▶ _DATASET EXTRACT_
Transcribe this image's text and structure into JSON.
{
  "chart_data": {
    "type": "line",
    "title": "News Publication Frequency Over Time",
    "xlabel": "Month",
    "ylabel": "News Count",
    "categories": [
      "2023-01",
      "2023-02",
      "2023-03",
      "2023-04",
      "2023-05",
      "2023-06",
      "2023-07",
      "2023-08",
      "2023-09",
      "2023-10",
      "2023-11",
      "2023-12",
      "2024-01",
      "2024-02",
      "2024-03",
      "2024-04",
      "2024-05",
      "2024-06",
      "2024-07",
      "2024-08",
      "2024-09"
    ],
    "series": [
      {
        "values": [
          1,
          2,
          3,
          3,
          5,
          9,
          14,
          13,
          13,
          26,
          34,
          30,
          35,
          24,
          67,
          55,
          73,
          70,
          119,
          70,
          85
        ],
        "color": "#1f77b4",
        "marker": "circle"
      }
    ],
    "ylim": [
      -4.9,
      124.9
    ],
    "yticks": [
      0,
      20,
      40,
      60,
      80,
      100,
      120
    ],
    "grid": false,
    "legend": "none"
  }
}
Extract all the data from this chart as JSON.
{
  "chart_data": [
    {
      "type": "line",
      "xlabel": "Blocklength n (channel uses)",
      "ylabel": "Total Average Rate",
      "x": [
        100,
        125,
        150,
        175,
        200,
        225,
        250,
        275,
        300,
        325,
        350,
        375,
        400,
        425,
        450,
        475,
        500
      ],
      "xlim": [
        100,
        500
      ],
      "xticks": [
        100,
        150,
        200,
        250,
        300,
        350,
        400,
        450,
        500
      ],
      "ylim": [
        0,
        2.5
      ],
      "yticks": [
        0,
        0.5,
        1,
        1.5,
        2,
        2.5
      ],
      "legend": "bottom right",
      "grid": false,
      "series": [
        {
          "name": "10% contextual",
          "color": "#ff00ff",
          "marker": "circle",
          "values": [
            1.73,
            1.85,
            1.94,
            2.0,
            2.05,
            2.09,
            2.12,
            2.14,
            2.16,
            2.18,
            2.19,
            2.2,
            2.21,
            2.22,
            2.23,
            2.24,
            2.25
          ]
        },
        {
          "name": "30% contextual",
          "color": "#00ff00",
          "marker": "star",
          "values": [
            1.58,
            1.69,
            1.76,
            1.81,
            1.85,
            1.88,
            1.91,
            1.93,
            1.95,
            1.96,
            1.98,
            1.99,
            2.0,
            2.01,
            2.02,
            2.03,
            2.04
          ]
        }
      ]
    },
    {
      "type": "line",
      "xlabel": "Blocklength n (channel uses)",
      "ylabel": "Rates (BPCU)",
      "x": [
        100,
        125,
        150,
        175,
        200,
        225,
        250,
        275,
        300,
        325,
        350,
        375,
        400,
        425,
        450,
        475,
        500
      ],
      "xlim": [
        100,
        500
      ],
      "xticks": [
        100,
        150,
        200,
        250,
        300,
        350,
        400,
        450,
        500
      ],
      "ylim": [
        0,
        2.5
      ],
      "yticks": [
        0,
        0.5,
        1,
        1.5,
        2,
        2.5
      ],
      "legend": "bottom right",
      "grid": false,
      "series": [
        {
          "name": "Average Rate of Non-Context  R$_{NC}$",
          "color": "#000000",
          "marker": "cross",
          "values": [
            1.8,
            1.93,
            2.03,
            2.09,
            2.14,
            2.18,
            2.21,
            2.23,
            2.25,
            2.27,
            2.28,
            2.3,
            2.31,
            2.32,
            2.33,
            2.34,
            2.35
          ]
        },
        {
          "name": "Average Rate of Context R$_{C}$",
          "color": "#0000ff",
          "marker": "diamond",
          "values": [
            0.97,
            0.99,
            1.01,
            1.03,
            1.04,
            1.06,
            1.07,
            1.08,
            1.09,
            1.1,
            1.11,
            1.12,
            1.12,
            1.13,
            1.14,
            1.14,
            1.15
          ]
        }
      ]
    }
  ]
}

▶ _REQUEST_
Please set down each line of the records exactly as given.

▶ _WRITTEN SOLUTION_
Transcribe this image's text and structure into JSON.
{
  "chart_data": {
    "type": "line",
    "title": "News Publication Frequency Over Time",
    "xlabel": "Month",
    "ylabel": "News Count",
    "categories": [
      "2023-01",
      "2023-02",
      "2023-03",
      "2023-04",
      "2023-05",
      "2023-06",
      "2023-07",
      "2023-08",
      "2023-09",
      "2023-10",
      "2023-11",
      "2023-12",
      "2024-01",
      "2024-02",
      "2024-03",
      "2024-04",
      "2024-05",
      "2024-06",
      "2024-07",
      "2024-08",
      "2024-09"
    ],
    "series": [
      {
        "values": [
          1,
          2,
          3,
          3,
          5,
          9,
          14,
          13,
          13,
          26,
          34,
          30,
          35,
          24,
          67,
          55,
          73,
          70,
          119,
          70,
          85
        ],
        "color": "#1f77b4",
        "marker": "circle"
      }
    ],
    "ylim": [
      -4.9,
      124.9
    ],
    "yticks": [
      0,
      20,
      40,
      60,
      80,
      100,
      120
    ],
    "grid": false,
    "legend": "none"
  }
}
Extract all the data from this chart as JSON.
{
  "chart_data": [
    {
      "type": "line",
      "xlabel": "Blocklength n (channel uses)",
      "ylabel": "Total Average Rate",
      "x": [
        100,
        125,
        150,
        175,
        200,
        225,
        250,
        275,
        300,
        325,
        350,
        375,
        400,
        425,
        450,
        475,
        500
      ],
      "xlim": [
        100,
        500
      ],
      "xticks": [
        100,
        150,
        200,
        250,
        300,
        350,
        400,
        450,
        500
      ],
      "ylim": [
        0,
        2.5
      ],
      "yticks": [
        0,
        0.5,
        1,
        1.5,
        2,
        2.5
      ],
      "legend": "bottom right",
      "grid": false,
      "series": [
        {
          "name": "10% contextual",
          "color": "#ff00ff",
          "marker": "circle",
          "values": [
            1.73,
            1.85,
            1.94,
            2.0,
            2.05,
            2.09,
            2.12,
            2.14,
            2.16,
            2.18,
            2.19,
            2.2,
            2.21,
            2.22,
            2.23,
            2.24,
            2.25
          ]
        },
        {
          "name": "30% contextual",
          "color": "#00ff00",
          "marker": "star",
          "values": [
            1.58,
            1.69,
            1.76,
            1.81,
            1.85,
            1.88,
            1.91,
            1.93,
            1.95,
            1.96,
            1.98,
            1.99,
            2.0,
            2.01,
            2.02,
            2.03,
            2.04
          ]
        }
      ]
    },
    {
      "type": "line",
      "xlabel": "Blocklength n (channel uses)",
      "ylabel": "Rates (BPCU)",
      "x": [
        100,
        125,
        150,
        175,
        200,
        225,
        250,
        275,
        300,
        325,
        350,
        375,
        400,
        425,
        450,
        475,
        500
      ],
      "xlim": [
        100,
        500
      ],
      "xticks": [
        100,
        150,
        200,
        250,
        300,
        350,
        400,
        450,
        500
      ],
      "ylim": [
        0,
        2.5
      ],
      "yticks": [
        0,
        0.5,
        1,
        1.5,
        2,
        2.5
      ],
      "legend": "bottom right",
      "grid": false,
      "series": [
        {
          "name": "Average Rate of Non-Context  R$_{NC}$",
          "color": "#000000",
          "marker": "cross",
          "values": [
            1.8,
            1.93,
            2.03,
            2.09,
            2.14,
            2.18,
            2.21,
            2.23,
            2.25,
            2.27,
            2.28,
            2.3,
            2.31,
            2.32,
            2.33,
            2.34,
            2.35
          ]
        },
        {
          "name": "Average Rate of Context R$_{C}$",
          "color": "#0000ff",
          "marker": "diamond",
          "values": [
            0.97,
            0.99,
            1.01,
            1.03,
            1.04,
            1.06,
            1.07,
            1.08,
            1.09,
            1.1,
            1.11,
            1.12,
            1.12,
            1.13,
            1.14,
            1.14,
            1.15
          ]
        }
      ]
    }
  ]
}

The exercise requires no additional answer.